WRITTEN INSTRUCTION: Extract the lines that carry the string "состояний" from the listing.
============================================================
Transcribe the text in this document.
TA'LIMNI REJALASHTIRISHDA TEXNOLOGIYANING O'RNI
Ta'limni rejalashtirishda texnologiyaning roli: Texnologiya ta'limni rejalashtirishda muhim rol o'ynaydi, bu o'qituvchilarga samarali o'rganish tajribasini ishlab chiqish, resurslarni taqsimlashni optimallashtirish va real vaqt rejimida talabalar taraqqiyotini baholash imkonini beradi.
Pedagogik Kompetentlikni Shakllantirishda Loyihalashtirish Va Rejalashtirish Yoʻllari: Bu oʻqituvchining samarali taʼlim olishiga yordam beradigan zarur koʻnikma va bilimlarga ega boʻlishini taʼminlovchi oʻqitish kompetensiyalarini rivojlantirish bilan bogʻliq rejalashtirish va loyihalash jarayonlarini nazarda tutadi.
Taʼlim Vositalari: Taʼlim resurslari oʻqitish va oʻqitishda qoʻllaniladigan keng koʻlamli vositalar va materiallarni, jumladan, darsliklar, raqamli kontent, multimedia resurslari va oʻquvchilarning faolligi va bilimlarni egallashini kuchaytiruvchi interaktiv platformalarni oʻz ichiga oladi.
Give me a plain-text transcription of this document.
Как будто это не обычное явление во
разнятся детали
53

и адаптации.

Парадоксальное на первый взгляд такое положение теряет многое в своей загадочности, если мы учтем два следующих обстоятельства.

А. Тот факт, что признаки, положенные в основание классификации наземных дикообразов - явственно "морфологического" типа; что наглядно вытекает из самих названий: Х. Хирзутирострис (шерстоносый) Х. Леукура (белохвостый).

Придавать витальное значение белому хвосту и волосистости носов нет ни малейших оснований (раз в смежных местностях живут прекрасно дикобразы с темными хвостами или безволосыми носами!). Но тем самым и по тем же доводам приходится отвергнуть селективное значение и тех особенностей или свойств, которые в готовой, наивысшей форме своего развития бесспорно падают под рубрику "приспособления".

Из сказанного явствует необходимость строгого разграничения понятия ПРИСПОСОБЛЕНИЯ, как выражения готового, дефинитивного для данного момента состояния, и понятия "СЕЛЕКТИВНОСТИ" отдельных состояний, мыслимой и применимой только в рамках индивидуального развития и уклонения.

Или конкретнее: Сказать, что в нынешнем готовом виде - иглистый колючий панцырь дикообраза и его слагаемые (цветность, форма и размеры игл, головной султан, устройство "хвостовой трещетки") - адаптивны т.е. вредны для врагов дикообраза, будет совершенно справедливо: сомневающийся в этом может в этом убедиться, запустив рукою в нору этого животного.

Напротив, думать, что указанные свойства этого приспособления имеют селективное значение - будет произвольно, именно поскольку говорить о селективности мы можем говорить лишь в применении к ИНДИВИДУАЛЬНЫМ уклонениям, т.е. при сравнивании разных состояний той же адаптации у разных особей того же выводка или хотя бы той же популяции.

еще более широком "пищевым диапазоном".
============================================================
OUTPUT BELOW:
Из сказанного явствует необходимость строгого разграничения понятия ПРИСПОСОБЛЕНИЯ, как выражения готового, дефинитивного для данного момента состояния, и понятия "СЕЛЕКТИВНОСТИ" отдельных состояний, мыслимой и применимой только в рамках индивидуального развития и уклонения.
Напротив, думать, что указанные свойства этого приспособления имеют селективное значение - будет произвольно, именно поскольку говорить о селективности мы можем говорить лишь в применении к ИНДИВИДУАЛЬНЫМ уклонениям, т.е. при сравнивании разных состояний той же адаптации у разных особей того же выводка или хотя бы той же популяции.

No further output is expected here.